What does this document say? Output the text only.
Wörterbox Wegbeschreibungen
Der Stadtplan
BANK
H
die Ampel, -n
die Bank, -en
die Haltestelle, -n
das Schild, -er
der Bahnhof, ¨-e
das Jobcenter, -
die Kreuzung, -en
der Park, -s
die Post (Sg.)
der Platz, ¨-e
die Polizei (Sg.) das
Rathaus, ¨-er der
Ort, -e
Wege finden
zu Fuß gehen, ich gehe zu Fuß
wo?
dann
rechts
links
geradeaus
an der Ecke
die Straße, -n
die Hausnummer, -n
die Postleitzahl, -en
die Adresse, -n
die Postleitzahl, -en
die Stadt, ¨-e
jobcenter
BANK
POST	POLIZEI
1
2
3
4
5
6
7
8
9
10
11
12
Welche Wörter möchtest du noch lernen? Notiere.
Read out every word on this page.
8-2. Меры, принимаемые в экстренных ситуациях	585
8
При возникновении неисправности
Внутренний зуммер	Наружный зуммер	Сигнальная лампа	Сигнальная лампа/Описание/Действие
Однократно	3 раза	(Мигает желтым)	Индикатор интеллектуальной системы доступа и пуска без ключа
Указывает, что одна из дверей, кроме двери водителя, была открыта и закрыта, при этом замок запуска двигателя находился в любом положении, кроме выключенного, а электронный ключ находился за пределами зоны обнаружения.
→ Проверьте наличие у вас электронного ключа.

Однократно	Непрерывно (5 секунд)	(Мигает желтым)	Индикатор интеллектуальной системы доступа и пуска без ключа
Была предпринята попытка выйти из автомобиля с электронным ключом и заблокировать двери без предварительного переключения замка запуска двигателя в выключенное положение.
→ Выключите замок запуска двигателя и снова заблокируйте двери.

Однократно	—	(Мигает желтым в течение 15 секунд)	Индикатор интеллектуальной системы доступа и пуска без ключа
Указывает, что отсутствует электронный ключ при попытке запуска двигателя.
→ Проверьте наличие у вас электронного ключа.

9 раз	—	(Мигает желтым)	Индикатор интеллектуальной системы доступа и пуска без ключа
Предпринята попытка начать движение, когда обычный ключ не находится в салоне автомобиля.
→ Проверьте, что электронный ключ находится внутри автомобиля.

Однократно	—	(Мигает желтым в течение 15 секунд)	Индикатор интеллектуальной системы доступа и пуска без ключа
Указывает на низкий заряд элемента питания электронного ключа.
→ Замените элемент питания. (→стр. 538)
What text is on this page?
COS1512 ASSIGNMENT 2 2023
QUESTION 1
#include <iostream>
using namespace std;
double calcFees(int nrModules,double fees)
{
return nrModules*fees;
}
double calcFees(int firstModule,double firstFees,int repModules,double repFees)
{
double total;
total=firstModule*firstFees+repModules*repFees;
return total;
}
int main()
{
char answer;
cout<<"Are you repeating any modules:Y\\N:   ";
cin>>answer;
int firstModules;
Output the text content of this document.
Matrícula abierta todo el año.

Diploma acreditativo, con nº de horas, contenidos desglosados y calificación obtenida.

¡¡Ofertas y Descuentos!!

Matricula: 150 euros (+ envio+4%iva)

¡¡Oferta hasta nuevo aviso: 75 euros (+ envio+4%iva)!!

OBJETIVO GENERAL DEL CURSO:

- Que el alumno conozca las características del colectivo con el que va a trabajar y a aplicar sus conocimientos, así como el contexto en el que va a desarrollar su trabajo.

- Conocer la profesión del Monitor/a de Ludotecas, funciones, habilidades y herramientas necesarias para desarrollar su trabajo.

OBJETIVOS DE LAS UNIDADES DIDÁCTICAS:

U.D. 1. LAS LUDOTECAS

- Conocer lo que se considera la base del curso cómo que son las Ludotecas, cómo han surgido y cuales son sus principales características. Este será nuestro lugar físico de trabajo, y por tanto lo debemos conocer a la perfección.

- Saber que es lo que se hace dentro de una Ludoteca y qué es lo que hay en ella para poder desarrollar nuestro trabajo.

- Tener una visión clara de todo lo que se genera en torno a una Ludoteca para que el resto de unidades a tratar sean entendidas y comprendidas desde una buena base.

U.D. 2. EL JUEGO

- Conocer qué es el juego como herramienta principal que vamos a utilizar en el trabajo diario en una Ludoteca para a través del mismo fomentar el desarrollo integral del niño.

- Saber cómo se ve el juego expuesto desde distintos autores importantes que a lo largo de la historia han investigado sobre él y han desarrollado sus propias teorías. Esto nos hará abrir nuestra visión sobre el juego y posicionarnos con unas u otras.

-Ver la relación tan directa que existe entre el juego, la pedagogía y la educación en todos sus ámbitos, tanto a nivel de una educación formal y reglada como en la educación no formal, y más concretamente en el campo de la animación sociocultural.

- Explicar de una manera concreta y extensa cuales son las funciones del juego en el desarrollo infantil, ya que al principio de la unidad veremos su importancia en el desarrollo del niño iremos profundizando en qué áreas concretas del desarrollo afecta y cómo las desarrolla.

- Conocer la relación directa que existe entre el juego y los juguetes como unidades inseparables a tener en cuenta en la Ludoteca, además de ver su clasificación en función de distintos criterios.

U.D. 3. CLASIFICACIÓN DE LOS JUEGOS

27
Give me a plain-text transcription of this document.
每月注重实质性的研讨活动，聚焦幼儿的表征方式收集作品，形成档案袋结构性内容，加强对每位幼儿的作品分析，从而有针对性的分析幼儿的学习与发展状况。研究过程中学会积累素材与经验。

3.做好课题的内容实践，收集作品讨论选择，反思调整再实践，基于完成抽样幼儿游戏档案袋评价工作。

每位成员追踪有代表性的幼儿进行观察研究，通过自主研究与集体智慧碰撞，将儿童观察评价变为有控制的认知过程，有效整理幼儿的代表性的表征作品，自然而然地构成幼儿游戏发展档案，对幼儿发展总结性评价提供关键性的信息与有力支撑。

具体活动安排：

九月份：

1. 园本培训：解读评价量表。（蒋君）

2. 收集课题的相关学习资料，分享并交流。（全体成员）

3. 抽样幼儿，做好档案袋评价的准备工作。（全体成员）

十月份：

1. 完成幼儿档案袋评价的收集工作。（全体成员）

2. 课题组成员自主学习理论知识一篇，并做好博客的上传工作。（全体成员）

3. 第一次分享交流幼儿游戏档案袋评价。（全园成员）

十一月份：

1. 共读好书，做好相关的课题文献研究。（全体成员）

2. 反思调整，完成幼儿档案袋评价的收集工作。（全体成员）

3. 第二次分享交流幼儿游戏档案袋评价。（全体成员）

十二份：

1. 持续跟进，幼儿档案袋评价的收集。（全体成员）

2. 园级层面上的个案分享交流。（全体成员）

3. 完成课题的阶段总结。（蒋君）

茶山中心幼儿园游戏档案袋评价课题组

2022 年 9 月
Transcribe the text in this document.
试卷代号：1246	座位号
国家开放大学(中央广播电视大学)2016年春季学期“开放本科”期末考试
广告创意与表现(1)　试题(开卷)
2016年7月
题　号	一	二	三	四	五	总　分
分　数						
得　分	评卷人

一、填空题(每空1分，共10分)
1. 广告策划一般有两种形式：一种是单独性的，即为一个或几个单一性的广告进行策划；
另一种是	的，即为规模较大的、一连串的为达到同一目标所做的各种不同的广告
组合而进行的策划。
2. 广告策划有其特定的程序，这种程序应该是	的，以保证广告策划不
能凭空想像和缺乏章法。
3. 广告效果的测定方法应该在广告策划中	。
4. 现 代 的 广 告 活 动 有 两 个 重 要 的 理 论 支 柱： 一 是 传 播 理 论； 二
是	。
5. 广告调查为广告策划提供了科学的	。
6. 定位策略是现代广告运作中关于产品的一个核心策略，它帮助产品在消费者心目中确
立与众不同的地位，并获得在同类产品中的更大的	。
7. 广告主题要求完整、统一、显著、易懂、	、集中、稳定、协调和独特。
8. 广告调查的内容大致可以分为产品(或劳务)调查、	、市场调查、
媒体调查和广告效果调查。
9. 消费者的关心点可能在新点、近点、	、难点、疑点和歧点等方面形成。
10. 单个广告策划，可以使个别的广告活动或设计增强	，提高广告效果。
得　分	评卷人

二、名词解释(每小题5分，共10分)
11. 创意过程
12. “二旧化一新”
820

=-=-=-=-=

Goal:
Read the lines above. Gather those in which the string "замок" is found.

Expected answer:
Указывает, что одна из дверей, кроме двери водителя, была открыта и закрыта, при этом замок запуска двигателя находился в любом положении, кроме выключенного, а электронный ключ находился за пределами зоны обнаружения.
→ Выключите замок запуска двигателя и снова заблокируйте двери.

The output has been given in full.